* start EXTRACTED RECORDS *

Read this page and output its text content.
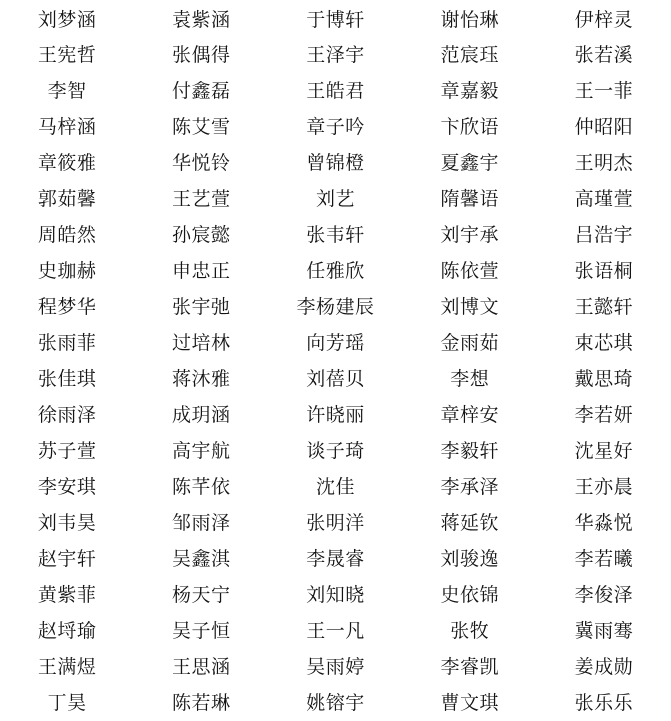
刘梦涵	袁紫涵	于博轩	谢怡琳	伊梓灵
王宪哲	张偶得	王泽宇	范宸珏	张若溪
李智	付鑫磊	王皓君	章嘉毅	王一菲
马梓涵	陈艾雪	章子吟	卞欣语	仲昭阳
章筱雅	华悦铃	曾锦橙	夏鑫宇	王明杰
郭茹馨	王艺萱	刘艺	隋馨语	高瑾萱
周皓然	孙宸懿	张韦轩	刘宇承	吕浩宇
史珈赫	申忠正	任雅欣	陈依萱	张语桐
程梦华	张宇弛	李杨建辰	刘博文	王懿轩
张雨菲	过培林	向芳瑶	金雨茹	束芯琪
张佳琪	蒋沐雅	刘蓓贝	李想	戴思琦
徐雨泽	成玥涵	许晓丽	章梓安	李若妍
苏子萱	高宇航	谈子琦	李毅轩	沈星好
李安琪	陈芊依	沈佳	李承泽	王亦晨
刘韦昊	邹雨泽	张明洋	蒋延钦	华淼悦
赵宇轩	吴鑫淇	李晟睿	刘骏逸	李若曦
黄紫菲	杨天宁	刘知晓	史依锦	李俊泽
赵埒瑜	吴子恒	王一凡	张牧	冀雨骞
王满煜	王思涵	吴雨婷	李睿凯	姜成勋
丁昊	陈若琳	姚镕宇	曹文琪	张乐乐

* end EXTRACTED RECORDS *

__WHAT YOU HAVE TO DO__
Copy all of the entries verbatim, leaving out any pictures they contain.

__CORRECT ANSWER__
Read this page and output its text content.
刘梦涵	袁紫涵	于博轩	谢怡琳	伊梓灵
王宪哲	张偶得	王泽宇	范宸珏	张若溪
李智	付鑫磊	王皓君	章嘉毅	王一菲
马梓涵	陈艾雪	章子吟	卞欣语	仲昭阳
章筱雅	华悦铃	曾锦橙	夏鑫宇	王明杰
郭茹馨	王艺萱	刘艺	隋馨语	高瑾萱
周皓然	孙宸懿	张韦轩	刘宇承	吕浩宇
史珈赫	申忠正	任雅欣	陈依萱	张语桐
程梦华	张宇弛	李杨建辰	刘博文	王懿轩
张雨菲	过培林	向芳瑶	金雨茹	束芯琪
张佳琪	蒋沐雅	刘蓓贝	李想	戴思琦
徐雨泽	成玥涵	许晓丽	章梓安	李若妍
苏子萱	高宇航	谈子琦	李毅轩	沈星好
李安琪	陈芊依	沈佳	李承泽	王亦晨
刘韦昊	邹雨泽	张明洋	蒋延钦	华淼悦
赵宇轩	吴鑫淇	李晟睿	刘骏逸	李若曦
黄紫菲	杨天宁	刘知晓	史依锦	李俊泽
赵埒瑜	吴子恒	王一凡	张牧	冀雨骞
王满煜	王思涵	吴雨婷	李睿凯	姜成勋
丁昊	陈若琳	姚镕宇	曹文琪	张乐乐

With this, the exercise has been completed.